Reproduce the full listing below unchanged, apart from the pictures.
## begin Information supplied
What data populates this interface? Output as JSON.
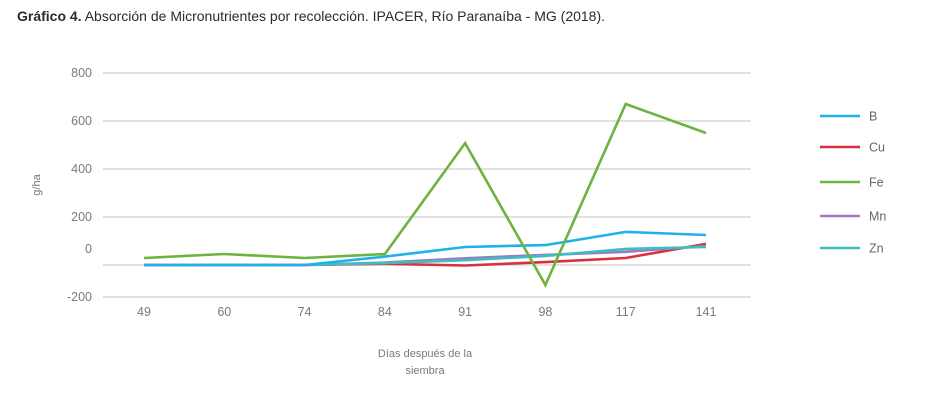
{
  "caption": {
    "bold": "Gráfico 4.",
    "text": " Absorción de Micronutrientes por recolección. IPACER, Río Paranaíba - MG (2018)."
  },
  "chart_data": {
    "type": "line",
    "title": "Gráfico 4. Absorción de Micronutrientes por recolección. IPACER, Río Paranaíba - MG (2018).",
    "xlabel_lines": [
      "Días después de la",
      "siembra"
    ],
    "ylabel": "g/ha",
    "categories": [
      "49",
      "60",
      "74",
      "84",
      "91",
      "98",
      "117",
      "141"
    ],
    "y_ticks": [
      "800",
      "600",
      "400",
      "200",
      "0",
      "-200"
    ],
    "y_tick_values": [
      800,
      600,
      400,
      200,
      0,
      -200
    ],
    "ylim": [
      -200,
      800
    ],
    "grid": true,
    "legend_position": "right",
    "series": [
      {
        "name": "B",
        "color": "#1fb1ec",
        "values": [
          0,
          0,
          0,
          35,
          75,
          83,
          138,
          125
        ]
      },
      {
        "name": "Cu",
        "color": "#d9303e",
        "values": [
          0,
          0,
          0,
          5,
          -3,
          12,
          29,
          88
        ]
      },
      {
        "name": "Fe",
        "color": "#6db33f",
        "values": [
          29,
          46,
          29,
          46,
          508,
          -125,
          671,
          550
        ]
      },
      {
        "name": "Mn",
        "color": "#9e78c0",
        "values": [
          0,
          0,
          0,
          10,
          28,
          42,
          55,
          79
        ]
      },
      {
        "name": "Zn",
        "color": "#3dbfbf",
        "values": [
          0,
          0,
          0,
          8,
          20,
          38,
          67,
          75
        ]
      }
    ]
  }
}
## end Information supplied
Solution to this problem:
What data populates this interface? Output as JSON.
{
  "caption": {
    "bold": "Gráfico 4.",
    "text": " Absorción de Micronutrientes por recolección. IPACER, Río Paranaíba - MG (2018)."
  },
  "chart_data": {
    "type": "line",
    "title": "Gráfico 4. Absorción de Micronutrientes por recolección. IPACER, Río Paranaíba - MG (2018).",
    "xlabel_lines": [
      "Días después de la",
      "siembra"
    ],
    "ylabel": "g/ha",
    "categories": [
      "49",
      "60",
      "74",
      "84",
      "91",
      "98",
      "117",
      "141"
    ],
    "y_ticks": [
      "800",
      "600",
      "400",
      "200",
      "0",
      "-200"
    ],
    "y_tick_values": [
      800,
      600,
      400,
      200,
      0,
      -200
    ],
    "ylim": [
      -200,
      800
    ],
    "grid": true,
    "legend_position": "right",
    "series": [
      {
        "name": "B",
        "color": "#1fb1ec",
        "values": [
          0,
          0,
          0,
          35,
          75,
          83,
          138,
          125
        ]
      },
      {
        "name": "Cu",
        "color": "#d9303e",
        "values": [
          0,
          0,
          0,
          5,
          -3,
          12,
          29,
          88
        ]
      },
      {
        "name": "Fe",
        "color": "#6db33f",
        "values": [
          29,
          46,
          29,
          46,
          508,
          -125,
          671,
          550
        ]
      },
      {
        "name": "Mn",
        "color": "#9e78c0",
        "values": [
          0,
          0,
          0,
          10,
          28,
          42,
          55,
          79
        ]
      },
      {
        "name": "Zn",
        "color": "#3dbfbf",
        "values": [
          0,
          0,
          0,
          8,
          20,
          38,
          67,
          75
        ]
      }
    ]
  }
}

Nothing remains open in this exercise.